Requirements — Reproduce every one of the items below line for line, with no changes.

Listed entries —
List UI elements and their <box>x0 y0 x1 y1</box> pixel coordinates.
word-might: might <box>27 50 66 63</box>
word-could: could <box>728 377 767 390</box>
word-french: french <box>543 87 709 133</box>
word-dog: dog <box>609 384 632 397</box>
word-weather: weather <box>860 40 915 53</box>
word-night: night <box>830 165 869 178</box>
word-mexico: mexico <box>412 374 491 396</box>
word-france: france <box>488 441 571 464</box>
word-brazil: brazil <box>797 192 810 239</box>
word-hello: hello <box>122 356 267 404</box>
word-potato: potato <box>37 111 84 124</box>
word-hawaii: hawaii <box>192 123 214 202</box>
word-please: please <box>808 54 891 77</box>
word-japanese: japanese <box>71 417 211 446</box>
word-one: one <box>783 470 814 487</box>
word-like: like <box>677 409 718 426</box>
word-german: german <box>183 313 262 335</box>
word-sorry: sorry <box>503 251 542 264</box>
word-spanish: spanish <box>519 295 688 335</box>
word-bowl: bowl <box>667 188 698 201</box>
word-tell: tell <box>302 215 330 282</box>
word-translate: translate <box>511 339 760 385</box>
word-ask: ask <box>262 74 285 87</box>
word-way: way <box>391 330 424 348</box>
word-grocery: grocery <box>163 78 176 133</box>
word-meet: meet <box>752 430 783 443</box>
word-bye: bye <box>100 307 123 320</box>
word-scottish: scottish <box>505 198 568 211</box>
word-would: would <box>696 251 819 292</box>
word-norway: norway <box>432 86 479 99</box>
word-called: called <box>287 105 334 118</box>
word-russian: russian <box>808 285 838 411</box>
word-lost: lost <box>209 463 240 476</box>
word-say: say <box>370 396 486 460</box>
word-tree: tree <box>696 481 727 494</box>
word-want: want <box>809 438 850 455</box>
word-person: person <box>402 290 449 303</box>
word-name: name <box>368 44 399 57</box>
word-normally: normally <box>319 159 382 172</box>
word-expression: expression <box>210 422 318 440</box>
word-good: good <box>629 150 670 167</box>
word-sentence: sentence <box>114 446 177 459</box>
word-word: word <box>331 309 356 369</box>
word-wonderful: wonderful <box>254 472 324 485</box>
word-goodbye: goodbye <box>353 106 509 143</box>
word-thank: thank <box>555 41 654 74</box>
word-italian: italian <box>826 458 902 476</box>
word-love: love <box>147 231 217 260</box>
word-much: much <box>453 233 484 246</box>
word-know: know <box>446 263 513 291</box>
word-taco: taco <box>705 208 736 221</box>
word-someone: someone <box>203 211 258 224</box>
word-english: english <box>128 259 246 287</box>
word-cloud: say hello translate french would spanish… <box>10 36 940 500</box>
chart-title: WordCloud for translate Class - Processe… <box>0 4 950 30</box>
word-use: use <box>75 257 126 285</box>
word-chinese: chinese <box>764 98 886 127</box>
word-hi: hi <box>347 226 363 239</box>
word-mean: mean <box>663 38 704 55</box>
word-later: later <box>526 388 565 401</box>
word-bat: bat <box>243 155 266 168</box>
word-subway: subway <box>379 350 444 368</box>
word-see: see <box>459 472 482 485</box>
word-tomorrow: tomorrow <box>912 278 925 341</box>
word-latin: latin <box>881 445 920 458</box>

Written response —
List UI elements and their <box>x0 y0 x1 y1</box> pixel coordinates.
word-might: might <box>27 50 66 63</box>
word-could: could <box>728 377 767 390</box>
word-french: french <box>543 87 709 133</box>
word-dog: dog <box>609 384 632 397</box>
word-weather: weather <box>860 40 915 53</box>
word-night: night <box>830 165 869 178</box>
word-mexico: mexico <box>412 374 491 396</box>
word-france: france <box>488 441 571 464</box>
word-brazil: brazil <box>797 192 810 239</box>
word-hello: hello <box>122 356 267 404</box>
word-potato: potato <box>37 111 84 124</box>
word-hawaii: hawaii <box>192 123 214 202</box>
word-please: please <box>808 54 891 77</box>
word-japanese: japanese <box>71 417 211 446</box>
word-one: one <box>783 470 814 487</box>
word-like: like <box>677 409 718 426</box>
word-german: german <box>183 313 262 335</box>
word-sorry: sorry <box>503 251 542 264</box>
word-spanish: spanish <box>519 295 688 335</box>
word-bowl: bowl <box>667 188 698 201</box>
word-tell: tell <box>302 215 330 282</box>
word-translate: translate <box>511 339 760 385</box>
word-ask: ask <box>262 74 285 87</box>
word-way: way <box>391 330 424 348</box>
word-grocery: grocery <box>163 78 176 133</box>
word-meet: meet <box>752 430 783 443</box>
word-bye: bye <box>100 307 123 320</box>
word-scottish: scottish <box>505 198 568 211</box>
word-would: would <box>696 251 819 292</box>
word-norway: norway <box>432 86 479 99</box>
word-called: called <box>287 105 334 118</box>
word-russian: russian <box>808 285 838 411</box>
word-lost: lost <box>209 463 240 476</box>
word-say: say <box>370 396 486 460</box>
word-tree: tree <box>696 481 727 494</box>
word-want: want <box>809 438 850 455</box>
word-person: person <box>402 290 449 303</box>
word-name: name <box>368 44 399 57</box>
word-normally: normally <box>319 159 382 172</box>
word-expression: expression <box>210 422 318 440</box>
word-good: good <box>629 150 670 167</box>
word-sentence: sentence <box>114 446 177 459</box>
word-word: word <box>331 309 356 369</box>
word-wonderful: wonderful <box>254 472 324 485</box>
word-goodbye: goodbye <box>353 106 509 143</box>
word-thank: thank <box>555 41 654 74</box>
word-italian: italian <box>826 458 902 476</box>
word-love: love <box>147 231 217 260</box>
word-much: much <box>453 233 484 246</box>
word-know: know <box>446 263 513 291</box>
word-taco: taco <box>705 208 736 221</box>
word-someone: someone <box>203 211 258 224</box>
word-english: english <box>128 259 246 287</box>
word-cloud: say hello translate french would spanish… <box>10 36 940 500</box>
chart-title: WordCloud for translate Class - Processe… <box>0 4 950 30</box>
word-use: use <box>75 257 126 285</box>
word-chinese: chinese <box>764 98 886 127</box>
word-hi: hi <box>347 226 363 239</box>
word-mean: mean <box>663 38 704 55</box>
word-later: later <box>526 388 565 401</box>
word-bat: bat <box>243 155 266 168</box>
word-subway: subway <box>379 350 444 368</box>
word-see: see <box>459 472 482 485</box>
word-tomorrow: tomorrow <box>912 278 925 341</box>
word-latin: latin <box>881 445 920 458</box>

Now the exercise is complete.